• **What the task requires**: Update the rows from the line containing "horizontal-scrollbar-area: ◀ ▶" through the line containing "table-row[interactable]: [SP-5259] Sebastian" by replacing "Cancel" with "Dismiss". Return only those lines, with everything else left unchanged.

┏━━

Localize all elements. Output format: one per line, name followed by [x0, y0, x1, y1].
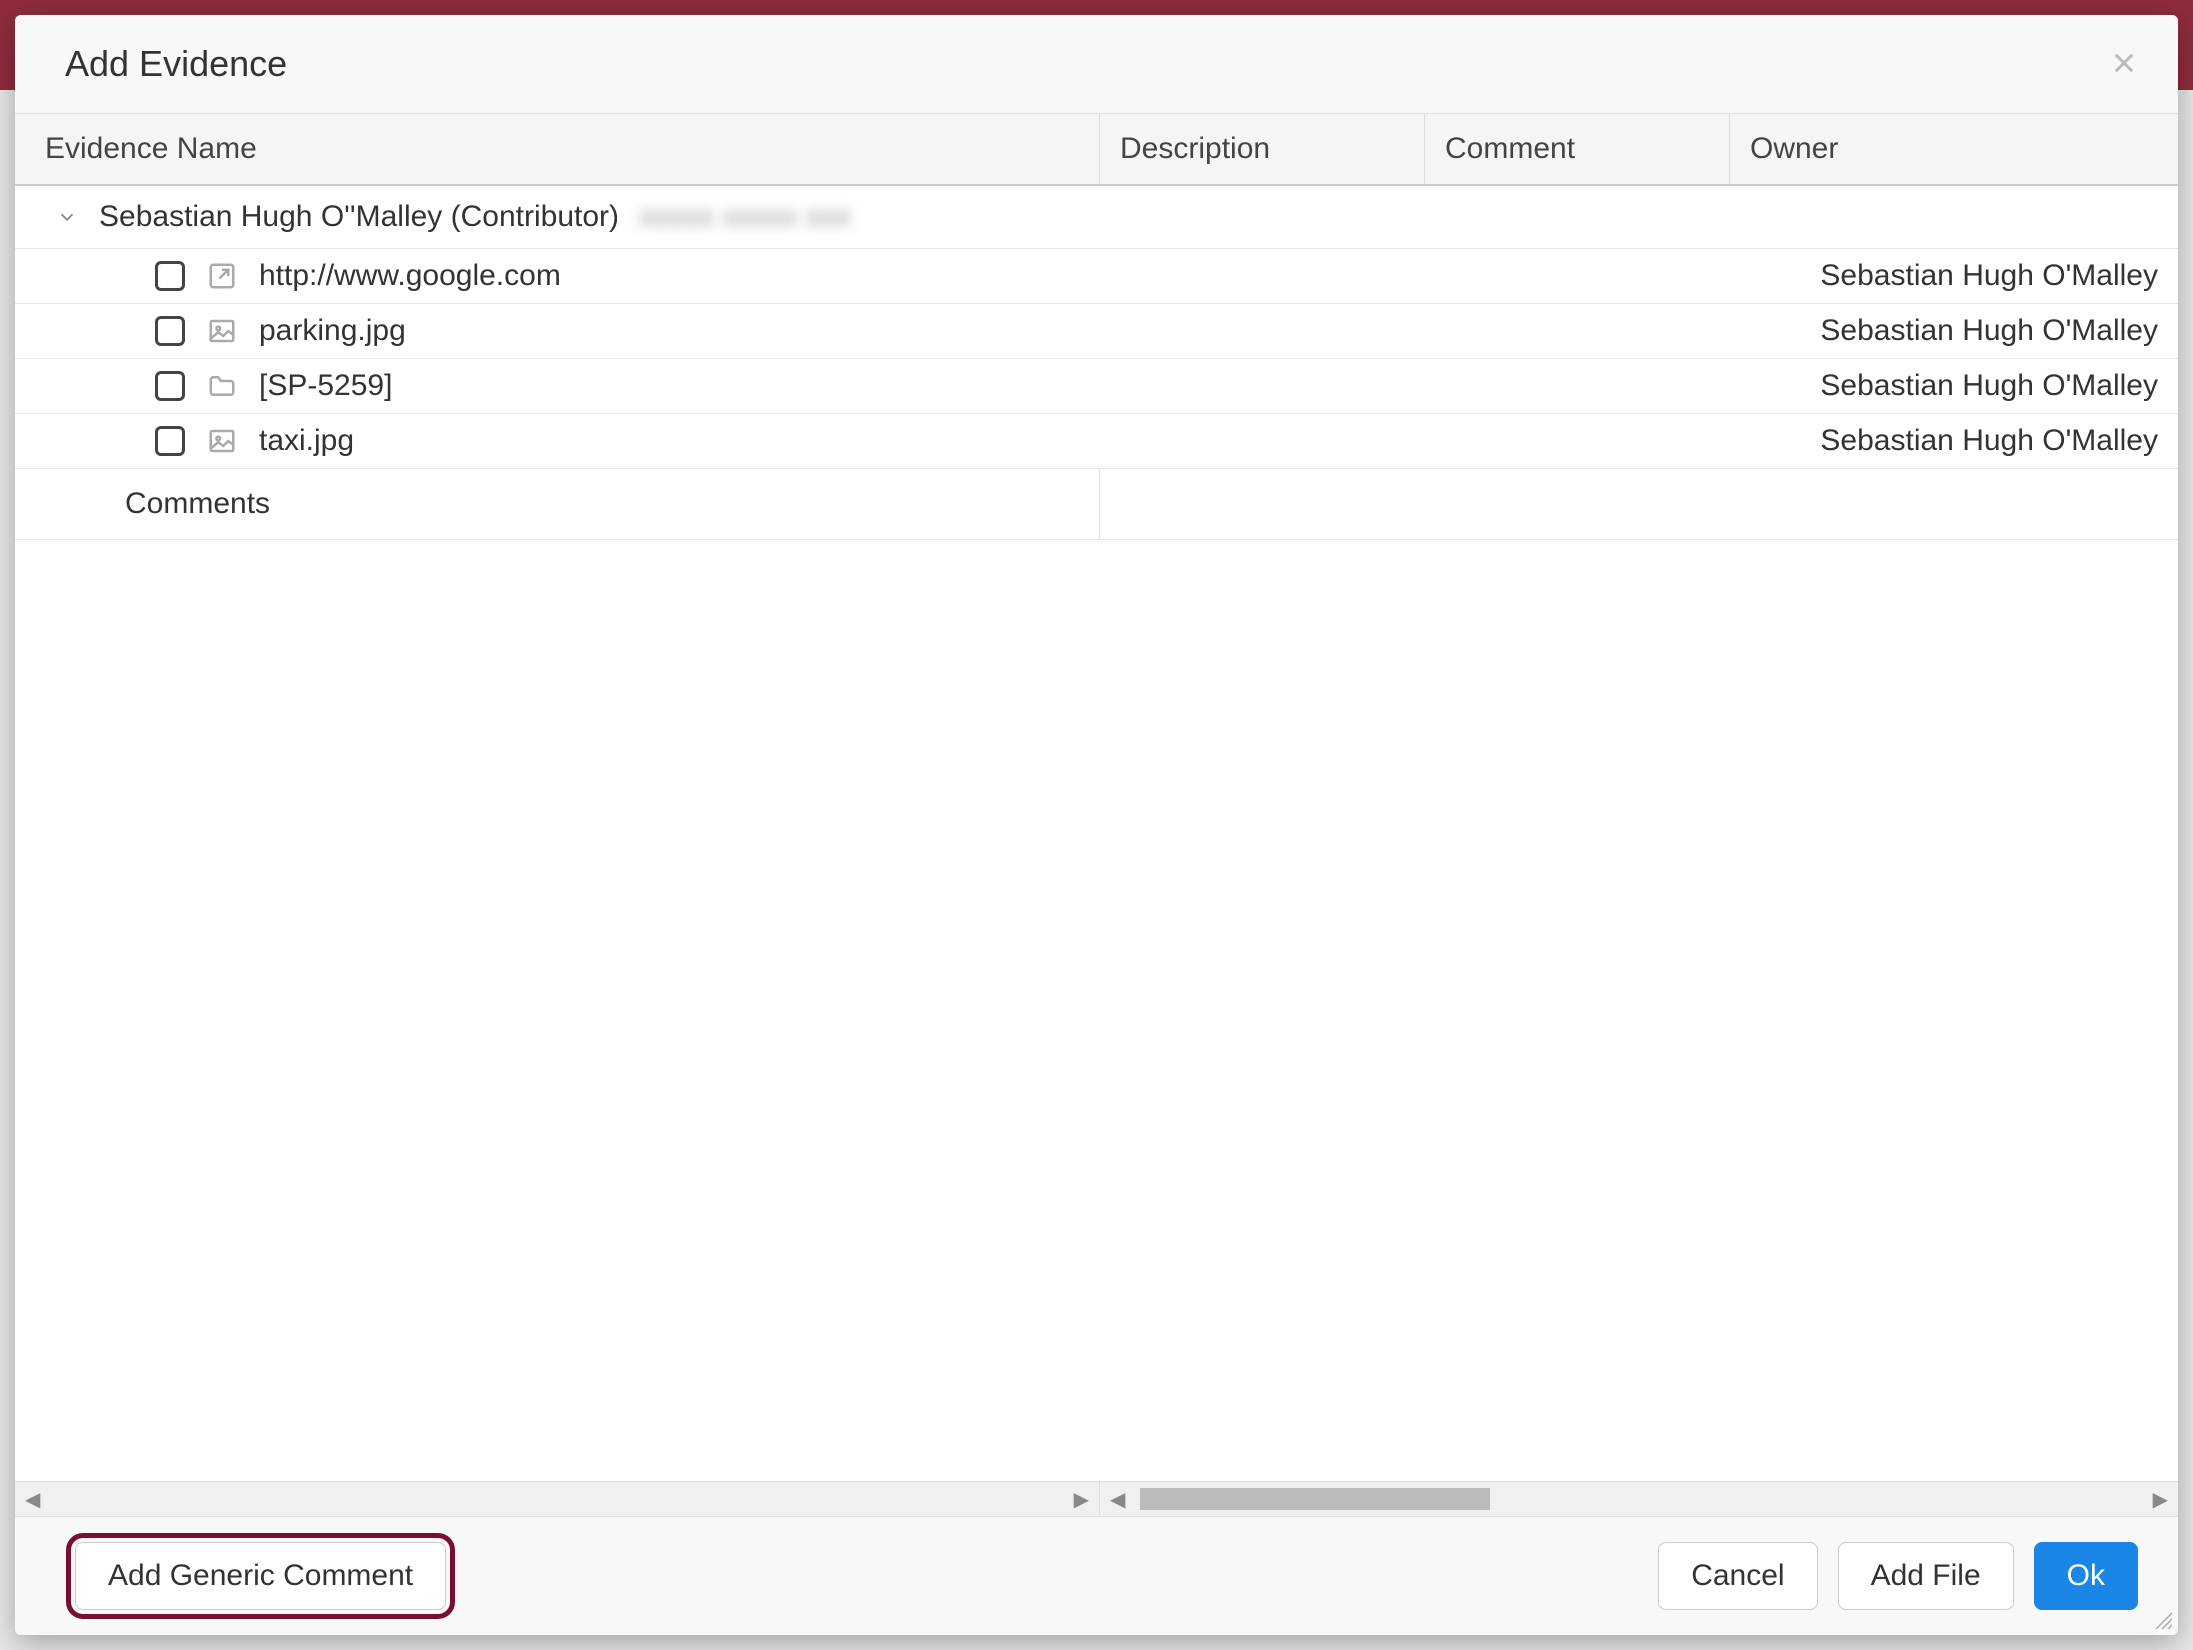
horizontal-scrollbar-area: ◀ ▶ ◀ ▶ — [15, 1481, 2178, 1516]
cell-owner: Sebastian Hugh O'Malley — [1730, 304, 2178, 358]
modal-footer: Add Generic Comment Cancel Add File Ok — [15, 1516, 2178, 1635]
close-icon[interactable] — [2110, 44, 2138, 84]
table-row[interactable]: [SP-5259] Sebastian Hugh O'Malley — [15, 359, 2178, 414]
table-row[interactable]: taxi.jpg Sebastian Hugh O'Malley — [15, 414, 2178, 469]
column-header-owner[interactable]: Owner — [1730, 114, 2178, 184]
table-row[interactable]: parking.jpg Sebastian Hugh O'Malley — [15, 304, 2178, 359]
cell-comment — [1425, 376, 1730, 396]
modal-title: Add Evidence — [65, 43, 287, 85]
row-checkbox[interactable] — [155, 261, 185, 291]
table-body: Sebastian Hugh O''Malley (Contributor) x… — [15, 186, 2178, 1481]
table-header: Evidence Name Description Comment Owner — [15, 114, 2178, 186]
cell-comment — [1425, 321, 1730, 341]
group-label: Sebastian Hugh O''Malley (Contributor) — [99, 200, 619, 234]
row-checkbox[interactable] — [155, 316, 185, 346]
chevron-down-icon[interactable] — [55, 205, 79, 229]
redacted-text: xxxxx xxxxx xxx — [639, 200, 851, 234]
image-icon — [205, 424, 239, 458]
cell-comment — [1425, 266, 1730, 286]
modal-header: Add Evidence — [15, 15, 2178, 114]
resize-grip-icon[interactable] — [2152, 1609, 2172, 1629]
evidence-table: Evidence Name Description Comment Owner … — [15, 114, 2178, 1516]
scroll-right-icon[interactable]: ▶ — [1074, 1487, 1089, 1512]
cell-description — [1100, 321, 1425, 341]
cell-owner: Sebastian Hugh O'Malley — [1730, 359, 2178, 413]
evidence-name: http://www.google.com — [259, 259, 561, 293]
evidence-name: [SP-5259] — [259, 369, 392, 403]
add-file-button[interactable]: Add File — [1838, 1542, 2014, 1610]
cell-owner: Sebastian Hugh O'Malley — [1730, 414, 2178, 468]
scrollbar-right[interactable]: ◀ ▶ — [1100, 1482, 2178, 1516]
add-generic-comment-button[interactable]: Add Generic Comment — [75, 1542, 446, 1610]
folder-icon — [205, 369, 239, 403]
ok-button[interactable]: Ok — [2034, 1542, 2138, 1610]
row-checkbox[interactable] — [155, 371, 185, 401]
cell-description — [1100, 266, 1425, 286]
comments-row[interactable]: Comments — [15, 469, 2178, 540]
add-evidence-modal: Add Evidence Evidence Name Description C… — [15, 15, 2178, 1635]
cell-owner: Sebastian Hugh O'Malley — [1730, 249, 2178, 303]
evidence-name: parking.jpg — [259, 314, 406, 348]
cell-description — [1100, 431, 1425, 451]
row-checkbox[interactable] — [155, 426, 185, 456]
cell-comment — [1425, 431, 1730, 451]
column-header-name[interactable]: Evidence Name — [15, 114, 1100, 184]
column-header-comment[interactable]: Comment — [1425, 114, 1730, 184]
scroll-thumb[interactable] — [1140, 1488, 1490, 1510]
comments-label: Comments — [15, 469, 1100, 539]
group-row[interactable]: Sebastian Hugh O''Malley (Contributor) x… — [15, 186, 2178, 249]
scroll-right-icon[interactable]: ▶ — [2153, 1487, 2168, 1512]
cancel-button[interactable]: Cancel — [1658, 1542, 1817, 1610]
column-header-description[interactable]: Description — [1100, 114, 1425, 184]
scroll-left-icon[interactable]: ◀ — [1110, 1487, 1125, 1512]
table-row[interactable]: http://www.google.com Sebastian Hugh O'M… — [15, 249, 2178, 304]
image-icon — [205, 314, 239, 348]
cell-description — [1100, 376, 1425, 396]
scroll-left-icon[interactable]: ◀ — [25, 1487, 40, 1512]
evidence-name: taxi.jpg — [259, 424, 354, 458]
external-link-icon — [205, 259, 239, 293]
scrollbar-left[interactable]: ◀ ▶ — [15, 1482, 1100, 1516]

┗━━

• **Written reply**:
horizontal-scrollbar-area: ◀ ▶ ◀ ▶ — [15, 1481, 2178, 1516]
cell-owner: Sebastian Hugh O'Malley — [1730, 304, 2178, 358]
modal-footer: Add Generic Comment Dismiss Add File Ok — [15, 1516, 2178, 1635]
close-icon[interactable] — [2110, 44, 2138, 84]
table-row[interactable]: [SP-5259] Sebastian Hugh O'Malley — [15, 359, 2178, 414]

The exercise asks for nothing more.